═══ MATERIAL FOR THE TASK
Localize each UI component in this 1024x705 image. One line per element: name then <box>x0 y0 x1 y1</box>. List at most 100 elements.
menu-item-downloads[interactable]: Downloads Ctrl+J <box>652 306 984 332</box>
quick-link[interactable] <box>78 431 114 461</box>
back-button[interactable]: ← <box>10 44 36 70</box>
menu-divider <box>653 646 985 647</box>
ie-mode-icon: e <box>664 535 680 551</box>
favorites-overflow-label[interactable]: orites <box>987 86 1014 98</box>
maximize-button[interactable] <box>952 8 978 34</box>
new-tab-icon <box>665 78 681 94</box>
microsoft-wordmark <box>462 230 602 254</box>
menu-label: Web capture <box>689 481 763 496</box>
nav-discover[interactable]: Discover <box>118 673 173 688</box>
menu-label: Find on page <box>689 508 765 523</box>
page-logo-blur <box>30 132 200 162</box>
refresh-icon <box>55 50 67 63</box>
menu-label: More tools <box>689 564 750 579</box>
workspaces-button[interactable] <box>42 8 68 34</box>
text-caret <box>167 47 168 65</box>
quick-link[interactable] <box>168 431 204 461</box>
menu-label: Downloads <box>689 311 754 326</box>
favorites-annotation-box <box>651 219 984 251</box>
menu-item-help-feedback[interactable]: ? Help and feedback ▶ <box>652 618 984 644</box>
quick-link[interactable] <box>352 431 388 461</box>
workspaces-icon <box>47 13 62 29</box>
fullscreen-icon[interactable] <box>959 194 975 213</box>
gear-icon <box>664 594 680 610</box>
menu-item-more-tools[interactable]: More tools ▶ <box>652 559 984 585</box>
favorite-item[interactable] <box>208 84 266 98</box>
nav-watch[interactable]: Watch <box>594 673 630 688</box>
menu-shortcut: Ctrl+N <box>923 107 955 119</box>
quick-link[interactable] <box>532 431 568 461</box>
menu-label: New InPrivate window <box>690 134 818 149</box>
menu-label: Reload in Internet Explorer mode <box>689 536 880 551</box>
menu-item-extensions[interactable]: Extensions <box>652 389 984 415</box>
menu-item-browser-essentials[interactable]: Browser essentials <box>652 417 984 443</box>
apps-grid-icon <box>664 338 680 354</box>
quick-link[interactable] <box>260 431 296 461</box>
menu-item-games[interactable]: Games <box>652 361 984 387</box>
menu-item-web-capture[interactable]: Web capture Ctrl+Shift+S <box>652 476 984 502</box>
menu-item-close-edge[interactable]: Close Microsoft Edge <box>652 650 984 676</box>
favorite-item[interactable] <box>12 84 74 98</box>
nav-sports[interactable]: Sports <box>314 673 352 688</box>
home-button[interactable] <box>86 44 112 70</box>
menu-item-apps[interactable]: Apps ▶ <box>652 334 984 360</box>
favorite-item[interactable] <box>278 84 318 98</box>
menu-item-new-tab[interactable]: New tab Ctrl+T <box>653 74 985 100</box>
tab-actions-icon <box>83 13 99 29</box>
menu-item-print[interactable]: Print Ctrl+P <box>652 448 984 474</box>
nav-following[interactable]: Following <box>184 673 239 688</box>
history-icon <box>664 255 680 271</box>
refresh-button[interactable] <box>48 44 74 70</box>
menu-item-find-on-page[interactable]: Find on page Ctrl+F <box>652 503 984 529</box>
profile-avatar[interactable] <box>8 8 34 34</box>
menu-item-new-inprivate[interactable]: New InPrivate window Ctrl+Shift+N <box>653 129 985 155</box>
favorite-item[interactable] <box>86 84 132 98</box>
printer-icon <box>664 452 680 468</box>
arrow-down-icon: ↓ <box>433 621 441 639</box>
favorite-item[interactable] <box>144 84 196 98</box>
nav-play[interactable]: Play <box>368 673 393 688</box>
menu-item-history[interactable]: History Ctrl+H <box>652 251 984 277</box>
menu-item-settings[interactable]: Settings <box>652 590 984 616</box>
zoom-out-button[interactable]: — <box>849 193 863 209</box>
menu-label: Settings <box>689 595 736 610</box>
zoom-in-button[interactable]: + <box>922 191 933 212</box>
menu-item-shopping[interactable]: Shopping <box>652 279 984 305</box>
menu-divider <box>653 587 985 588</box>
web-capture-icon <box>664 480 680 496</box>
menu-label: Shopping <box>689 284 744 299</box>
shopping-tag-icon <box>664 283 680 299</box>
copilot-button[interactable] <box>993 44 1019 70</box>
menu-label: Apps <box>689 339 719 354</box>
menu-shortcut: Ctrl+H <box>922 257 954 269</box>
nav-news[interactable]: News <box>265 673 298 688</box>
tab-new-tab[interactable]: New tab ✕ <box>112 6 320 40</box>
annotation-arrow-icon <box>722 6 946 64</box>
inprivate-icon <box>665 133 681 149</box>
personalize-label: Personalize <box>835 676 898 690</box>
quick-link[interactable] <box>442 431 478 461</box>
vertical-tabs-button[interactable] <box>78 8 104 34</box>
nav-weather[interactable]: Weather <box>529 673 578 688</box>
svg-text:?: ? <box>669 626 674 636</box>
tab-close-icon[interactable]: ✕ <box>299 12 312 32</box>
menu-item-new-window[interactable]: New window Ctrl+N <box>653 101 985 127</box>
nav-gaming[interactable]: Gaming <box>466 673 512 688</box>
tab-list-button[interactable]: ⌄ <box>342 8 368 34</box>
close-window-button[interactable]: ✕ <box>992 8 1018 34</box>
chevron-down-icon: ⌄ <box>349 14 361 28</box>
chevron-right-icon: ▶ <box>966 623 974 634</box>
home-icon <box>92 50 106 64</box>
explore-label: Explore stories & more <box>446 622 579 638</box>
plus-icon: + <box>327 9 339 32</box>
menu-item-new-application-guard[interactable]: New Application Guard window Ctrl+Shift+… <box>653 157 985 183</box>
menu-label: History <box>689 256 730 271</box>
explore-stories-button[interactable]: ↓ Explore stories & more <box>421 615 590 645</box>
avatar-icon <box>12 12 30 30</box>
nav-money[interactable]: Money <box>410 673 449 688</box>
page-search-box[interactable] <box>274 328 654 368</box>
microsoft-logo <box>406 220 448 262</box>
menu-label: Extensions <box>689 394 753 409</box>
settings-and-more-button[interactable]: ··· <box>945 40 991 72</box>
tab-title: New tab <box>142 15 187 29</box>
══════
In the lines above, change every "menu-label" to "menu-text" and leave everything else as it is.

Localize each UI component in this 1024x705 image. One line per element: name then <box>x0 y0 x1 y1</box>. List at most 100 elements.
menu-item-downloads[interactable]: Downloads Ctrl+J <box>652 306 984 332</box>
quick-link[interactable] <box>78 431 114 461</box>
back-button[interactable]: ← <box>10 44 36 70</box>
menu-divider <box>653 646 985 647</box>
ie-mode-icon: e <box>664 535 680 551</box>
favorites-overflow-label[interactable]: orites <box>987 86 1014 98</box>
maximize-button[interactable] <box>952 8 978 34</box>
new-tab-icon <box>665 78 681 94</box>
microsoft-wordmark <box>462 230 602 254</box>
menu-text: Web capture <box>689 481 763 496</box>
nav-discover[interactable]: Discover <box>118 673 173 688</box>
menu-text: Find on page <box>689 508 765 523</box>
page-logo-blur <box>30 132 200 162</box>
refresh-icon <box>55 50 67 63</box>
menu-text: More tools <box>689 564 750 579</box>
workspaces-button[interactable] <box>42 8 68 34</box>
text-caret <box>167 47 168 65</box>
quick-link[interactable] <box>168 431 204 461</box>
menu-text: Downloads <box>689 311 754 326</box>
favorites-annotation-box <box>651 219 984 251</box>
menu-item-help-feedback[interactable]: ? Help and feedback ▶ <box>652 618 984 644</box>
quick-link[interactable] <box>352 431 388 461</box>
workspaces-icon <box>47 13 62 29</box>
fullscreen-icon[interactable] <box>959 194 975 213</box>
gear-icon <box>664 594 680 610</box>
menu-item-more-tools[interactable]: More tools ▶ <box>652 559 984 585</box>
favorite-item[interactable] <box>208 84 266 98</box>
nav-watch[interactable]: Watch <box>594 673 630 688</box>
menu-shortcut: Ctrl+N <box>923 107 955 119</box>
quick-link[interactable] <box>532 431 568 461</box>
menu-text: New InPrivate window <box>690 134 818 149</box>
menu-text: Reload in Internet Explorer mode <box>689 536 880 551</box>
menu-item-extensions[interactable]: Extensions <box>652 389 984 415</box>
menu-item-browser-essentials[interactable]: Browser essentials <box>652 417 984 443</box>
apps-grid-icon <box>664 338 680 354</box>
quick-link[interactable] <box>260 431 296 461</box>
menu-item-games[interactable]: Games <box>652 361 984 387</box>
menu-item-web-capture[interactable]: Web capture Ctrl+Shift+S <box>652 476 984 502</box>
menu-item-close-edge[interactable]: Close Microsoft Edge <box>652 650 984 676</box>
favorite-item[interactable] <box>12 84 74 98</box>
nav-sports[interactable]: Sports <box>314 673 352 688</box>
home-button[interactable] <box>86 44 112 70</box>
menu-item-apps[interactable]: Apps ▶ <box>652 334 984 360</box>
favorite-item[interactable] <box>278 84 318 98</box>
menu-item-new-tab[interactable]: New tab Ctrl+T <box>653 74 985 100</box>
tab-actions-icon <box>83 13 99 29</box>
menu-item-print[interactable]: Print Ctrl+P <box>652 448 984 474</box>
nav-following[interactable]: Following <box>184 673 239 688</box>
history-icon <box>664 255 680 271</box>
refresh-button[interactable] <box>48 44 74 70</box>
menu-item-find-on-page[interactable]: Find on page Ctrl+F <box>652 503 984 529</box>
profile-avatar[interactable] <box>8 8 34 34</box>
menu-item-new-inprivate[interactable]: New InPrivate window Ctrl+Shift+N <box>653 129 985 155</box>
favorite-item[interactable] <box>86 84 132 98</box>
printer-icon <box>664 452 680 468</box>
arrow-down-icon: ↓ <box>433 621 441 639</box>
favorite-item[interactable] <box>144 84 196 98</box>
nav-play[interactable]: Play <box>368 673 393 688</box>
menu-item-history[interactable]: History Ctrl+H <box>652 251 984 277</box>
menu-item-settings[interactable]: Settings <box>652 590 984 616</box>
zoom-out-button[interactable]: — <box>849 193 863 209</box>
menu-text: Settings <box>689 595 736 610</box>
zoom-in-button[interactable]: + <box>922 191 933 212</box>
menu-item-shopping[interactable]: Shopping <box>652 279 984 305</box>
menu-divider <box>653 587 985 588</box>
web-capture-icon <box>664 480 680 496</box>
menu-text: Shopping <box>689 284 744 299</box>
shopping-tag-icon <box>664 283 680 299</box>
copilot-button[interactable] <box>993 44 1019 70</box>
menu-text: Apps <box>689 339 719 354</box>
menu-shortcut: Ctrl+H <box>922 257 954 269</box>
nav-news[interactable]: News <box>265 673 298 688</box>
tab-new-tab[interactable]: New tab ✕ <box>112 6 320 40</box>
annotation-arrow-icon <box>722 6 946 64</box>
inprivate-icon <box>665 133 681 149</box>
personalize-label: Personalize <box>835 676 898 690</box>
quick-link[interactable] <box>442 431 478 461</box>
vertical-tabs-button[interactable] <box>78 8 104 34</box>
nav-weather[interactable]: Weather <box>529 673 578 688</box>
svg-text:?: ? <box>669 626 674 636</box>
tab-close-icon[interactable]: ✕ <box>299 12 312 32</box>
menu-item-new-window[interactable]: New window Ctrl+N <box>653 101 985 127</box>
nav-gaming[interactable]: Gaming <box>466 673 512 688</box>
tab-list-button[interactable]: ⌄ <box>342 8 368 34</box>
close-window-button[interactable]: ✕ <box>992 8 1018 34</box>
chevron-down-icon: ⌄ <box>349 14 361 28</box>
chevron-right-icon: ▶ <box>966 623 974 634</box>
home-icon <box>92 50 106 64</box>
explore-label: Explore stories & more <box>446 622 579 638</box>
plus-icon: + <box>327 9 339 32</box>
menu-item-new-application-guard[interactable]: New Application Guard window Ctrl+Shift+… <box>653 157 985 183</box>
menu-text: History <box>689 256 730 271</box>
explore-stories-button[interactable]: ↓ Explore stories & more <box>421 615 590 645</box>
avatar-icon <box>12 12 30 30</box>
nav-money[interactable]: Money <box>410 673 449 688</box>
page-search-box[interactable] <box>274 328 654 368</box>
microsoft-logo <box>406 220 448 262</box>
menu-text: Extensions <box>689 394 753 409</box>
settings-and-more-button[interactable]: ··· <box>945 40 991 72</box>
tab-title: New tab <box>142 15 187 29</box>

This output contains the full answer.